Aim: Write only the number of lines holding the string "color".

•••

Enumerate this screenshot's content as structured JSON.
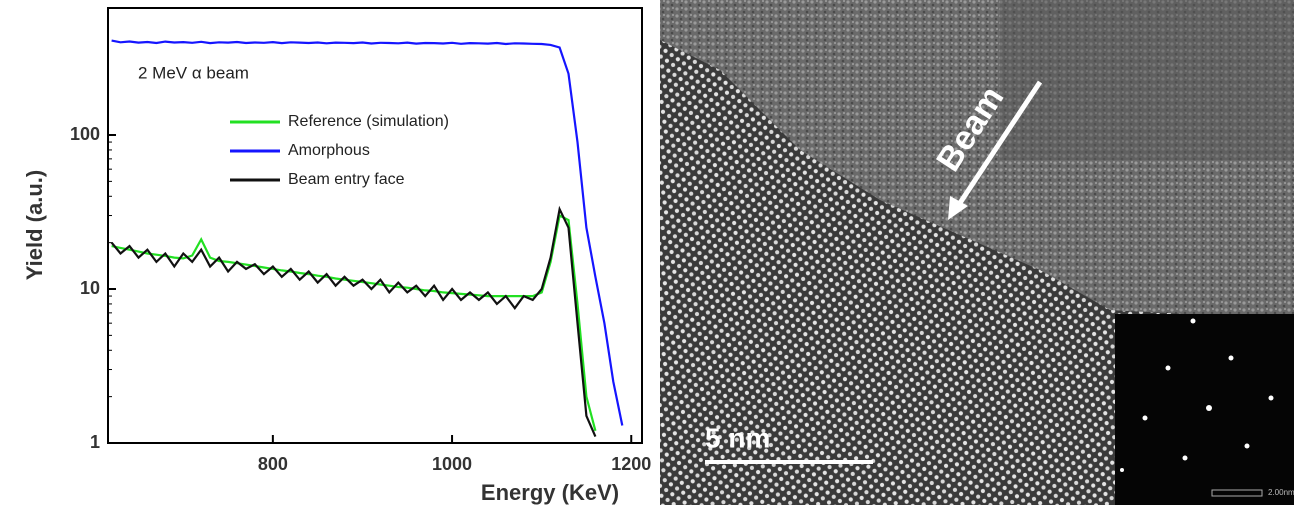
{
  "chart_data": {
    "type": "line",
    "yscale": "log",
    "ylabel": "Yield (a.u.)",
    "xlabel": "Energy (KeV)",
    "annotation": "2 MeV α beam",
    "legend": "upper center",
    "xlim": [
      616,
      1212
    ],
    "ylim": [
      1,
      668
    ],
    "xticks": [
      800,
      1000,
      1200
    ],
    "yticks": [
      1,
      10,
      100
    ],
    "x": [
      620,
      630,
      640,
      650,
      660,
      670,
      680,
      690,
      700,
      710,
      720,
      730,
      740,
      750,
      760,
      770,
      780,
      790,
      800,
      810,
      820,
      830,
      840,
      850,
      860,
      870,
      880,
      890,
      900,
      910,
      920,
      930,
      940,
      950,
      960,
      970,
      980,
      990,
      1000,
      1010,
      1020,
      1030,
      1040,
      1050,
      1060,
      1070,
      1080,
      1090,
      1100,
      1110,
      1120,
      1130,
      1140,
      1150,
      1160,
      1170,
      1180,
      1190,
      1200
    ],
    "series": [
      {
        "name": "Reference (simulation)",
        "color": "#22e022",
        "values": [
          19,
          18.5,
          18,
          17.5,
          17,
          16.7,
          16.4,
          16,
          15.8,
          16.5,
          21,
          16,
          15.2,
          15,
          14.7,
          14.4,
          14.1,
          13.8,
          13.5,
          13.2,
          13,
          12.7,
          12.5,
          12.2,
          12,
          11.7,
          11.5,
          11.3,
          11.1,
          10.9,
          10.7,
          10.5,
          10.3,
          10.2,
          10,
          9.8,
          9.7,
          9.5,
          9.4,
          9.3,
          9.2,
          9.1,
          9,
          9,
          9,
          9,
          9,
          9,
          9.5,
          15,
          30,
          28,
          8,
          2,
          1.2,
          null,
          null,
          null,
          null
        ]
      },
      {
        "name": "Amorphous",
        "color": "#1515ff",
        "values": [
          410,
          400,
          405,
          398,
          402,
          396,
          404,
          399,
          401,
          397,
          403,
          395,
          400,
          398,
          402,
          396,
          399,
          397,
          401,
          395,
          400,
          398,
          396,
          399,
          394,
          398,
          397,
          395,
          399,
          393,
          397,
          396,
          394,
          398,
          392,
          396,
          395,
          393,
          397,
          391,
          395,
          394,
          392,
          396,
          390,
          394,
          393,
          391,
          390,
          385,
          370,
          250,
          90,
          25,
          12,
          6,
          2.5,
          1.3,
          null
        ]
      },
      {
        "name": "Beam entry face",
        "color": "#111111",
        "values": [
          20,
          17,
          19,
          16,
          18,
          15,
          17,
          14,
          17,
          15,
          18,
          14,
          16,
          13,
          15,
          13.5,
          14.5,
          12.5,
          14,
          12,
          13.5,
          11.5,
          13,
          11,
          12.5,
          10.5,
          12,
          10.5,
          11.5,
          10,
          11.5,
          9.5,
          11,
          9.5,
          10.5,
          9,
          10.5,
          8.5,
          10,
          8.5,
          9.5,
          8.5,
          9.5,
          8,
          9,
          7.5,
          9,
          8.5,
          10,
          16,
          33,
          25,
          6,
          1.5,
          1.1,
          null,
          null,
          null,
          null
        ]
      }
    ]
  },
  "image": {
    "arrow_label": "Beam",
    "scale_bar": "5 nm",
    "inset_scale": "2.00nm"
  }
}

•••

Response below: 3